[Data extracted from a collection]

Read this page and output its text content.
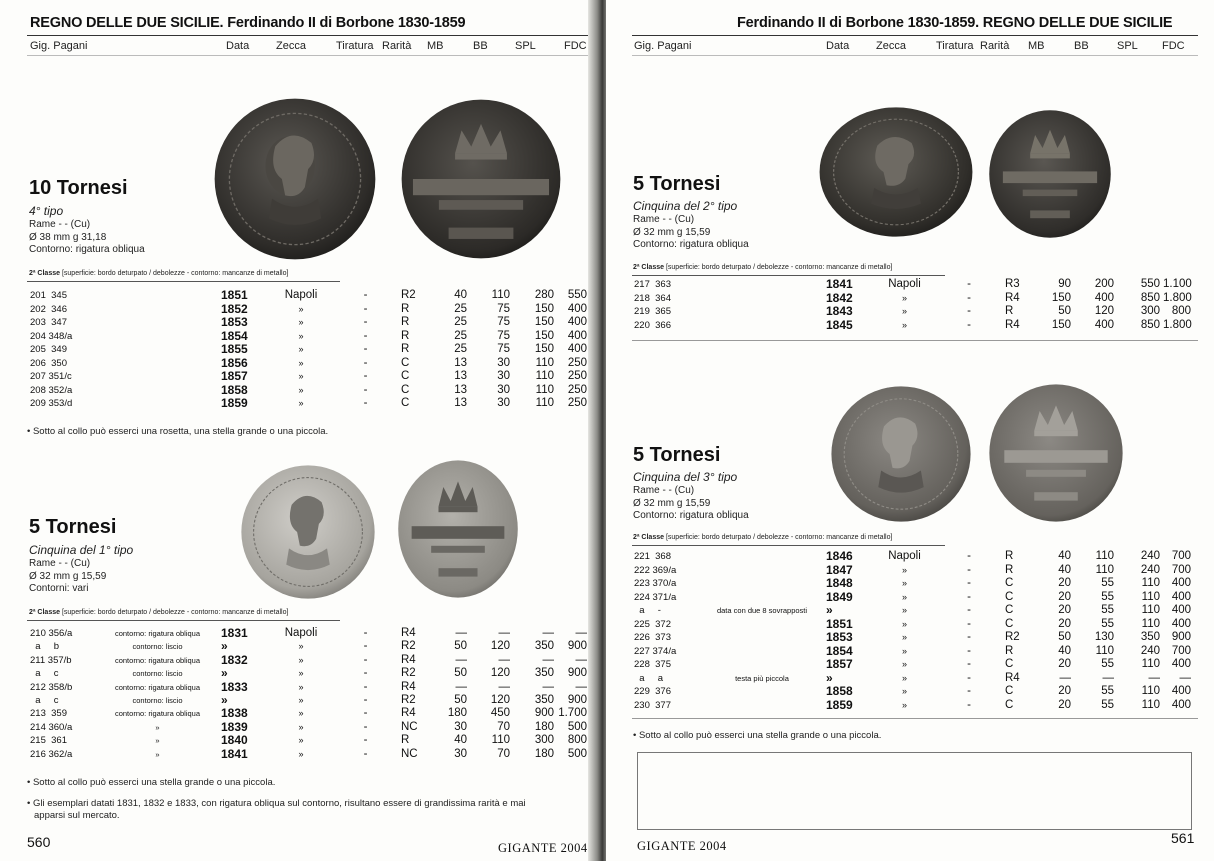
REGNO DELLE DUE SICILIE. Ferdinando II di Borbone 1830-1859
Gig. Pagani	Data Zecca	Tiratura Rarità MB	BB SPL	FDC
10 Tornesi
4° tipo
Rame - - (Cu)
Ø 38 mm g 31,18
Contorno: rigatura obliqua
2ª Classe [superficie: bordo deturpato / debolezze - contorno: mancanze di metallo]
201  345	1851	Napoli	-	R2	40	110	280	550
202  346	1852	»	-	R	25	75	150	400
203  347	1853	»	-	R	25	75	150	400
204 348/a	1854	»	-	R	25	75	150	400
205  349	1855	»	-	R	25	75	150	400
206  350	1856	»	-	C	13	30	110	250
207 351/c	1857	»	-	C	13	30	110	250
208 352/a	1858	»	-	C	13	30	110	250
209 353/d	1859	»	-	C	13	30	110	250
• Sotto al collo può esserci una rosetta, una stella grande o una piccola.
5 Tornesi
Cinquina del 1° tipo
Rame - - (Cu)
Ø 32 mm g 15,59
Contorni: vari
2ª Classe [superficie: bordo deturpato / debolezze - contorno: mancanze di metallo]
210 356/a	contorno: rigatura obliqua	1831	Napoli	-	R4	—	—	—	—
a     b	contorno: liscio	»	»	-	R2	50	120	350	900
211 357/b	contorno: rigatura obliqua	1832	»	-	R4	—	—	—	—
a     c	contorno: liscio	»	»	-	R2	50	120	350	900
212 358/b	contorno: rigatura obliqua	1833	»	-	R4	—	—	—	—
a     c	contorno: liscio	»	»	-	R2	50	120	350	900
213  359	contorno: rigatura obliqua	1838	»	-	R4	180	450	900	1.700
214 360/a	»	1839	»	-	NC	30	70	180	500
215  361	»	1840	»	-	R	40	110	300	800
216 362/a	»	1841	»	-	NC	30	70	180	500
• Sotto al collo può esserci una stella grande o una piccola.
• Gli esemplari datati 1831, 1832 e 1833, con rigatura obliqua sul contorno, risultano essere di grandissima rarità e mai
apparsi sul mercato.
560	GIGANTE 2004
Ferdinando II di Borbone 1830-1859. REGNO DELLE DUE SICILIE
Gig. Pagani	Data Zecca	Tiratura Rarità MB	BB	SPL FDC
5 Tornesi
Cinquina del 2° tipo
Rame - - (Cu)
Ø 32 mm g 15,59
Contorno: rigatura obliqua
2ª Classe [superficie: bordo deturpato / debolezze - contorno: mancanze di metallo]
217  363	1841	Napoli	-	R3	90	200	550	1.100
218  364	1842	»	-	R4	150	400	850	1.800
219  365	1843	»	-	R	50	120	300	800
220  366	1845	»	-	R4	150	400	850	1.800
5 Tornesi
Cinquina del 3° tipo
Rame - - (Cu)
Ø 32 mm g 15,59
Contorno: rigatura obliqua
2ª Classe [superficie: bordo deturpato / debolezze - contorno: mancanze di metallo]
221  368		1846	Napoli	-	R	40	110	240	700
222 369/a		1847	»	-	R	40	110	240	700
223 370/a		1848	»	-	C	20	55	110	400
224 371/a		1849	»	-	C	20	55	110	400
a     -	data con due 8 sovrapposti	»	»	-	C	20	55	110	400
225  372		1851	»	-	C	20	55	110	400
226  373		1853	»	-	R2	50	130	350	900
227 374/a		1854	»	-	R	40	110	240	700
228  375		1857	»	-	C	20	55	110	400
a     a	testa più piccola	»	»	-	R4	—	—	—	—
229  376		1858	»	-	C	20	55	110	400
230  377		1859	»	-	C	20	55	110	400
• Sotto al collo può esserci una stella grande o una piccola.
GIGANTE 2004	561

--- EXERCISE DETAILS ---
Copy all lines of the material above where the string "Zecca" occurs.

--- FULL OUTPUT ---
Gig. Pagani	Data Zecca	Tiratura Rarità MB	BB SPL	FDC
Gig. Pagani	Data Zecca	Tiratura Rarità MB	BB	SPL FDC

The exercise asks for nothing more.